* _WHAT NEEDS TO BE DONE_:
Look through the records below and collect all lines that hold the string "another".

* _RECORDS PROVIDED_:
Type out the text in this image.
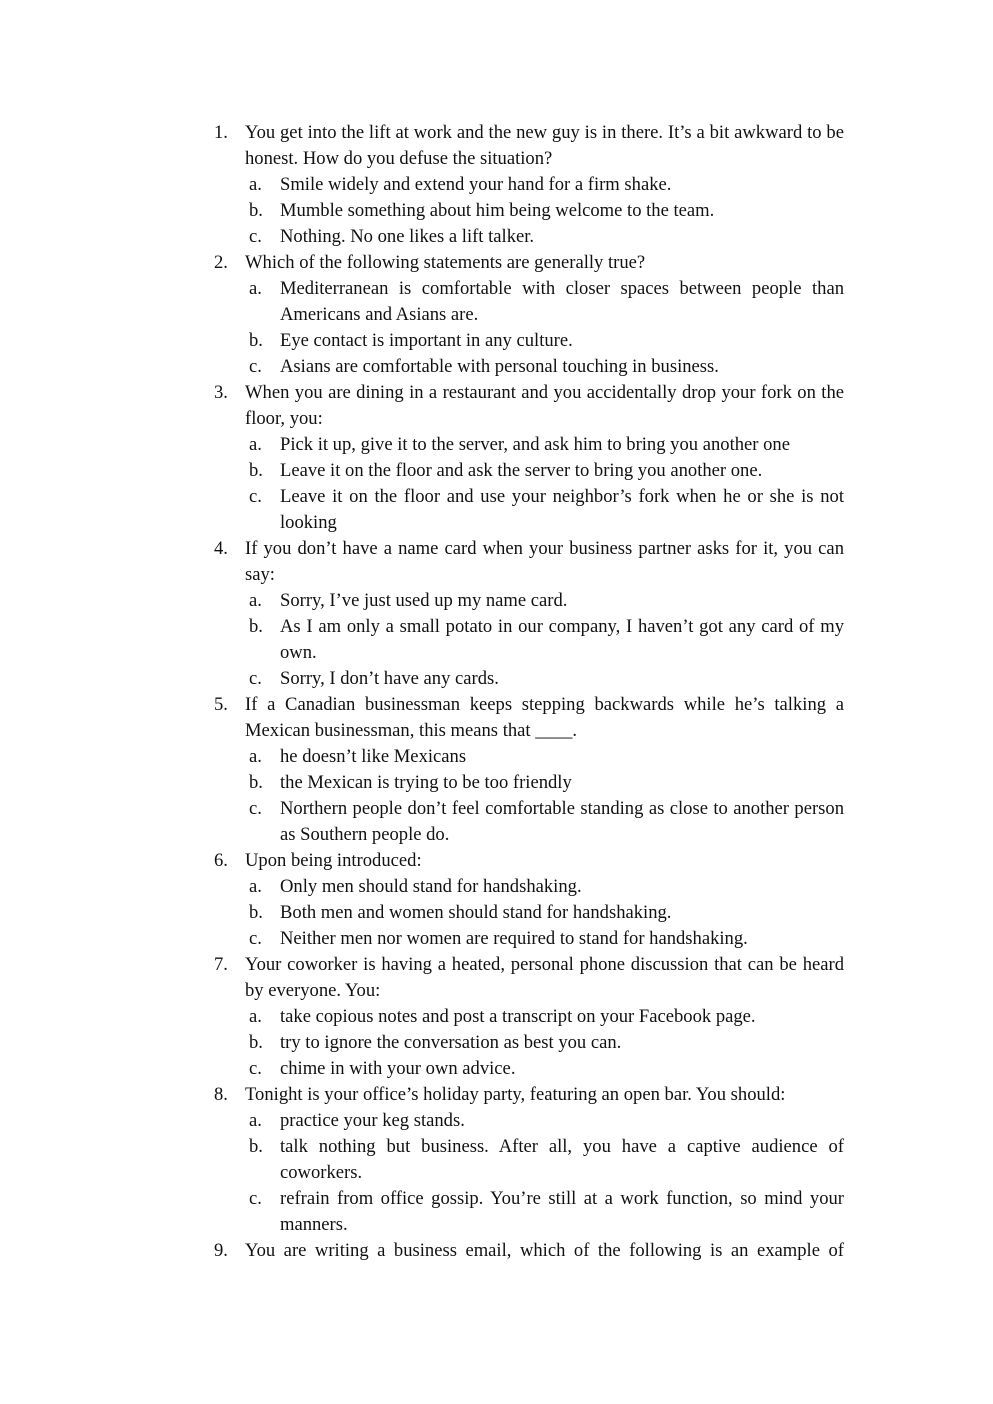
1. You get into the lift at work and the new guy is in there. It’s a bit awkward to be honest. How do you defuse the situation?
a. Smile widely and extend your hand for a firm shake.
b. Mumble something about him being welcome to the team.
c. Nothing. No one likes a lift talker.
2. Which of the following statements are generally true?
a. Mediterranean is comfortable with closer spaces between people than Americans and Asians are.
b. Eye contact is important in any culture.
c. Asians are comfortable with personal touching in business.
3. When you are dining in a restaurant and you accidentally drop your fork on the floor, you:
a. Pick it up, give it to the server, and ask him to bring you another one
b. Leave it on the floor and ask the server to bring you another one.
c. Leave it on the floor and use your neighbor’s fork when he or she is not looking
4. If you don’t have a name card when your business partner asks for it, you can say:
a. Sorry, I’ve just used up my name card.
b. As I am only a small potato in our company, I haven’t got any card of my own.
c. Sorry, I don’t have any cards.
5. If a Canadian businessman keeps stepping backwards while he’s talking a Mexican businessman, this means that ____.
a. he doesn’t like Mexicans
b. the Mexican is trying to be too friendly
c. Northern people don’t feel comfortable standing as close to another person as Southern people do.
6. Upon being introduced:
a. Only men should stand for handshaking.
b. Both men and women should stand for handshaking.
c. Neither men nor women are required to stand for handshaking.
7. Your coworker is having a heated, personal phone discussion that can be heard by everyone. You:
a. take copious notes and post a transcript on your Facebook page.
b. try to ignore the conversation as best you can.
c. chime in with your own advice.
8. Tonight is your office’s holiday party, featuring an open bar. You should:
a. practice your keg stands.
b. talk nothing but business. After all, you have a captive audience of coworkers.
c. refrain from office gossip. You’re still at a work function, so mind your manners.
9. You are writing a business email, which of the following is an example of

* _RESULT OF THE TASK_:
a. Pick it up, give it to the server, and ask him to bring you another one
b. Leave it on the floor and ask the server to bring you another one.
c. Northern people don’t feel comfortable standing as close to another person as Southern people do.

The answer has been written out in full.